WHAT IS BEING ASKED: Only lines holding the string "Software" are wanted; copy each one from the material.

MATERIAL FOR THIS TASK:

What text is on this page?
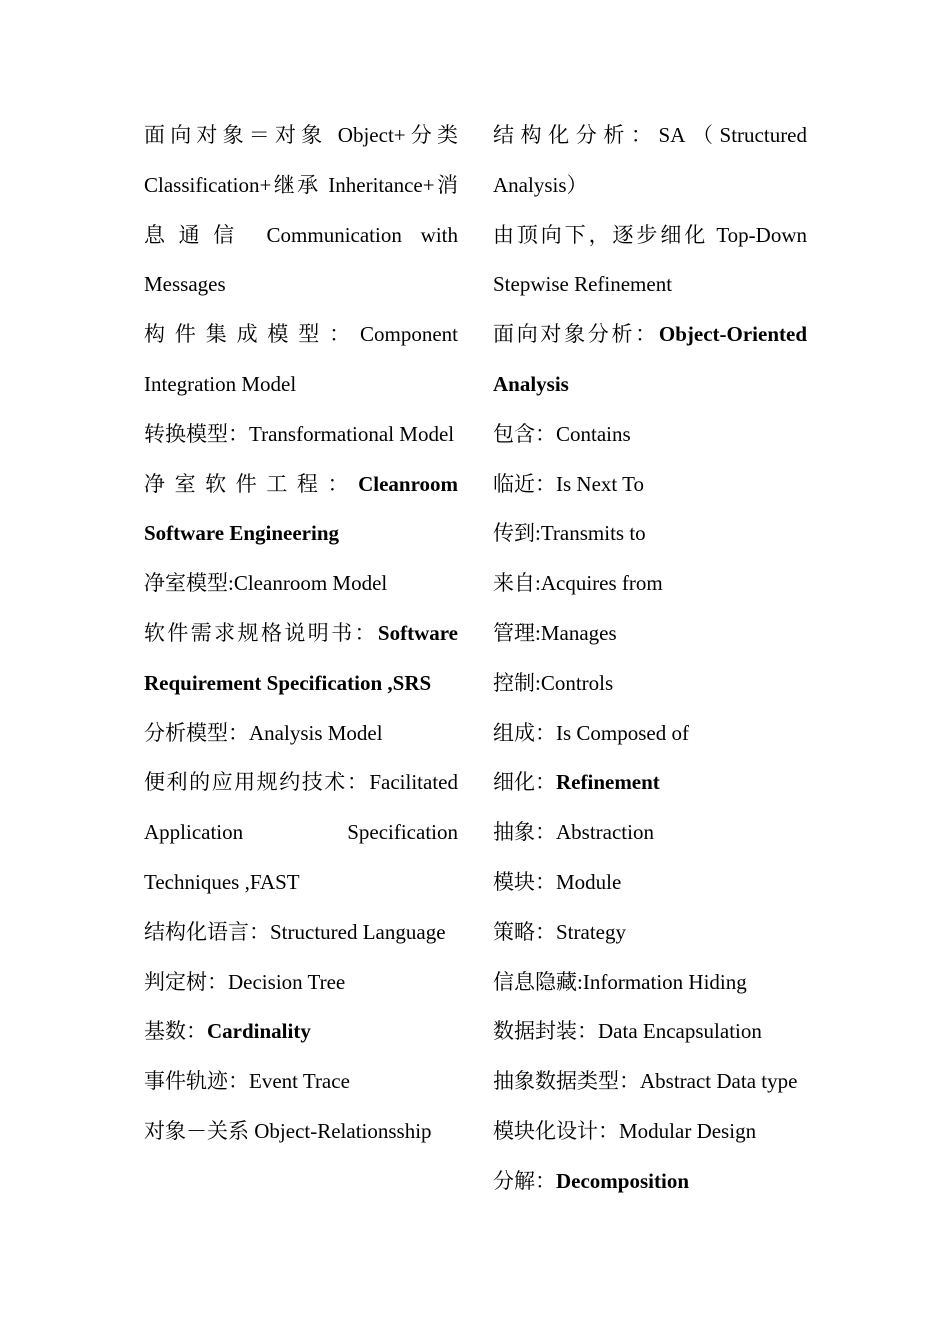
面向对象＝对象 Object+分类Classification+继承 Inheritance+消息通信 Communication with Messages

构件集成模型：Component Integration Model

转换模型：Transformational Model

净室软件工程：Cleanroom Software Engineering

净室模型:Cleanroom Model

软件需求规格说明书：Software Requirement Specification ,SRS

分析模型：Analysis Model

便利的应用规约技术：Facilitated Application Specification Techniques ,FAST

结构化语言：Structured Language

判定树：Decision Tree

基数：Cardinality

事件轨迹：Event Trace

对象－关系 Object-Relationsship

结构化分析：SA（Structured Analysis）

由顶向下，逐步细化 Top-Down Stepwise Refinement

面向对象分析：Object-Oriented Analysis

包含：Contains

临近：Is Next To

传到:Transmits to

来自:Acquires from

管理:Manages

控制:Controls

组成：Is Composed of

细化：Refinement

抽象：Abstraction

模块：Module

策略：Strategy

信息隐藏:Information Hiding

数据封装：Data Encapsulation

抽象数据类型：Abstract Data type

模块化设计：Modular Design

分解：Decomposition
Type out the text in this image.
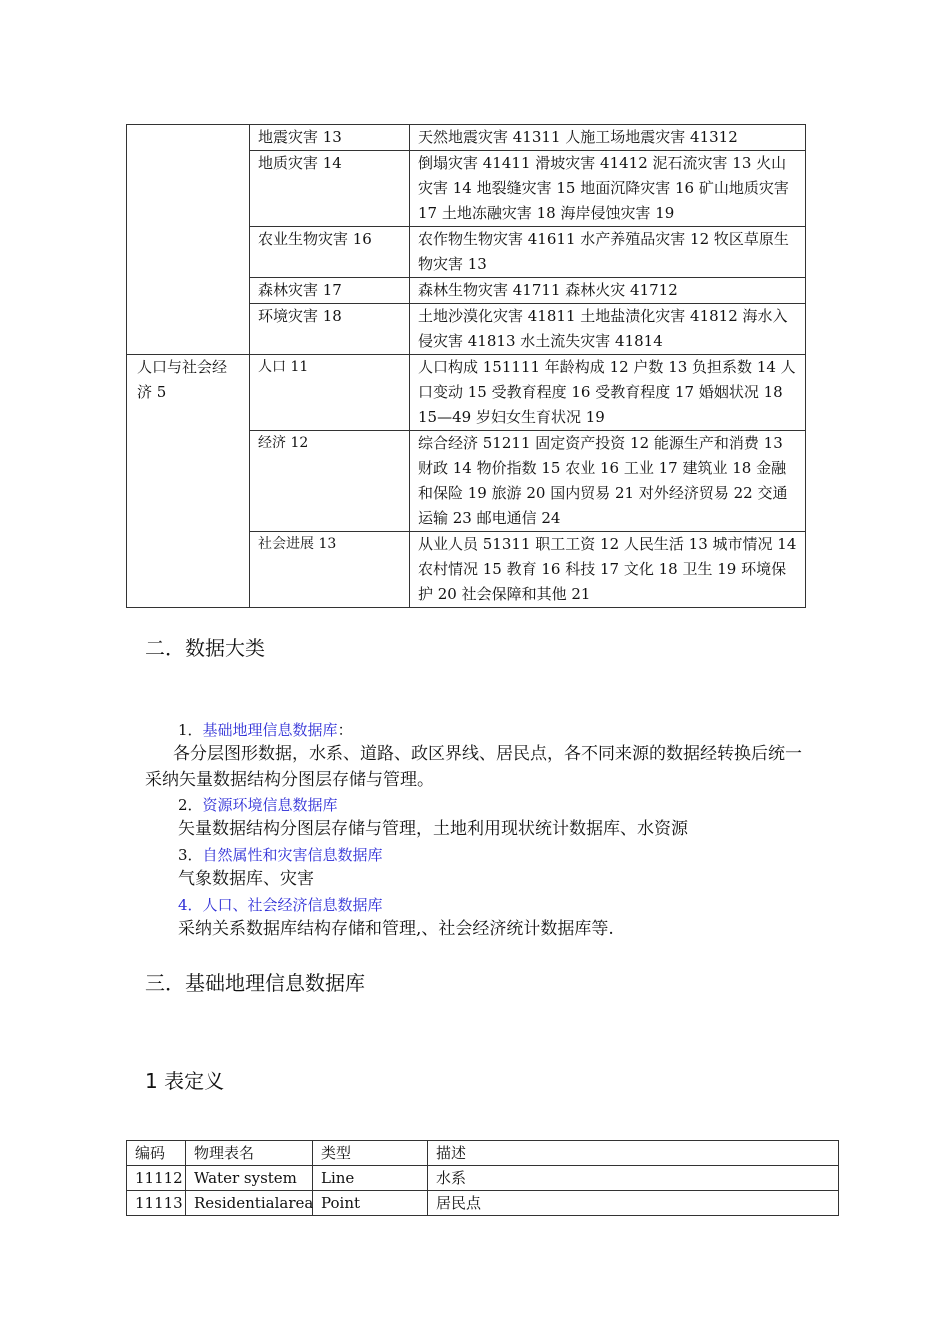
	地震灾害 13	天然地震灾害 41311 人施工场地震灾害 41312
	地质灾害 14	倒塌灾害 41411 滑坡灾害 41412 泥石流灾害 13 火山灾害 14 地裂缝灾害 15 地面沉降灾害 16 矿山地质灾害 17 土地冻融灾害 18 海岸侵蚀灾害 19
	农业生物灾害 16	农作物生物灾害 41611 水产养殖品灾害 12 牧区草原生物灾害 13
	森林灾害 17	森林生物灾害 41711 森林火灾 41712
	环境灾害 18	土地沙漠化灾害 41811 土地盐渍化灾害 41812 海水入侵灾害 41813 水土流失灾害 41814
人口与社会经济 5	人口 11	人口构成 151111 年龄构成 12 户数 13 负担系数 14 人口变动 15 受教育程度 16 受教育程度 17 婚姻状况 18 15—49 岁妇女生育状况 19
	经济 12	综合经济 51211 固定资产投资 12 能源生产和消费 13 财政 14 物价指数 15 农业 16 工业 17 建筑业 18 金融和保险 19 旅游 20 国内贸易 21 对外经济贸易 22 交通运输 23 邮电通信 24
	社会进展 13	从业人员 51311 职工工资 12 人民生活 13 城市情况 14 农村情况 15 教育 16 科技 17 文化 18 卫生 19 环境保护 20 社会保障和其他 21
二．数据大类
1．基础地理信息数据库：
各分层图形数据，水系、道路、政区界线、居民点，各不同来源的数据经转换后统一采纳矢量数据结构分图层存储与管理。
2．资源环境信息数据库
矢量数据结构分图层存储与管理，土地利用现状统计数据库、水资源
3．自然属性和灾害信息数据库
气象数据库、灾害
4．人口、社会经济信息数据库
采纳关系数据库结构存储和管理,、社会经济统计数据库等.
三．基础地理信息数据库
1 表定义
编码	物理表名	类型	描述
11112	Water system	Line	水系
11113	Residentialarea	Point	居民点
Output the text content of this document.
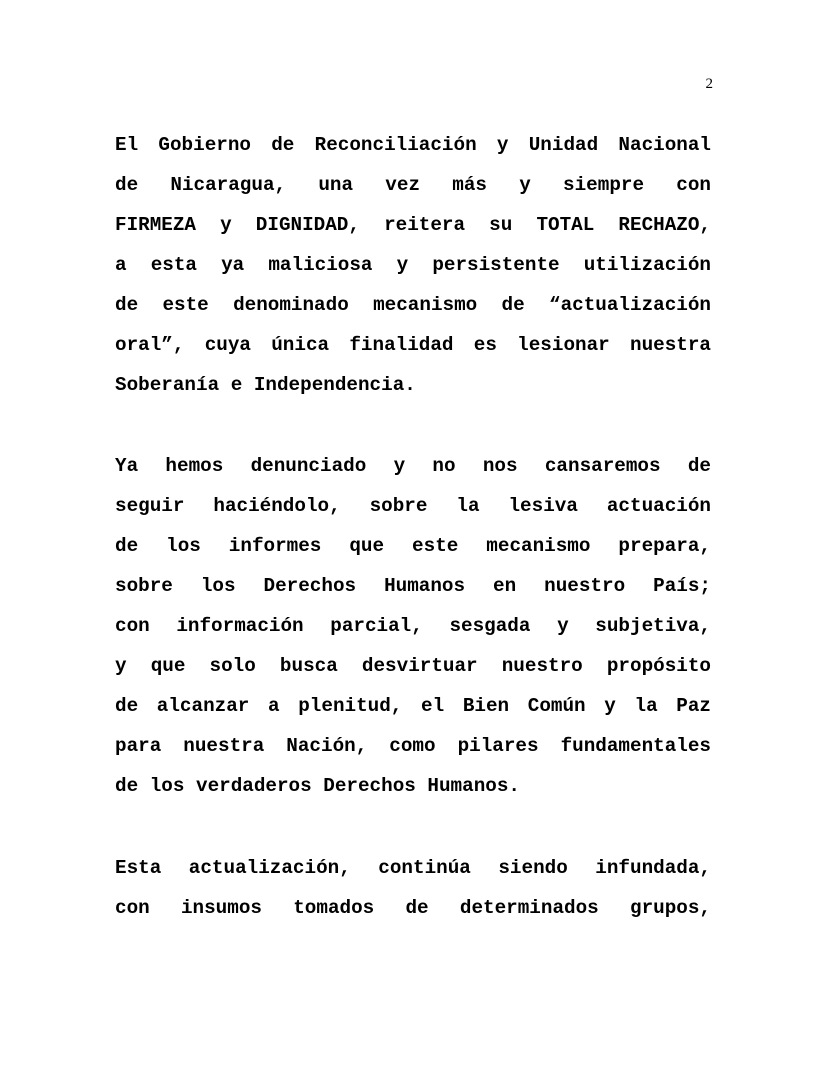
2

El Gobierno de Reconciliación y Unidad Nacional
de Nicaragua, una vez más y siempre con
FIRMEZA y DIGNIDAD, reitera su TOTAL RECHAZO,
a esta ya maliciosa y persistente utilización
de este denominado mecanismo de “actualización
oral”, cuya única finalidad es lesionar nuestra
Soberanía e Independencia.

Ya hemos denunciado y no nos cansaremos de
seguir haciéndolo, sobre la lesiva actuación
de los informes que este mecanismo prepara,
sobre los Derechos Humanos en nuestro País;
con información parcial, sesgada y subjetiva,
y que solo busca desvirtuar nuestro propósito
de alcanzar a plenitud, el Bien Común y la Paz
para nuestra Nación, como pilares fundamentales
de los verdaderos Derechos Humanos.

Esta actualización, continúa siendo infundada,
con insumos tomados de determinados grupos,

RESULT OF THIS EXERCISE:
净室软件工程：Cleanroom Software Engineering
软件需求规格说明书：Software Requirement Specification ,SRS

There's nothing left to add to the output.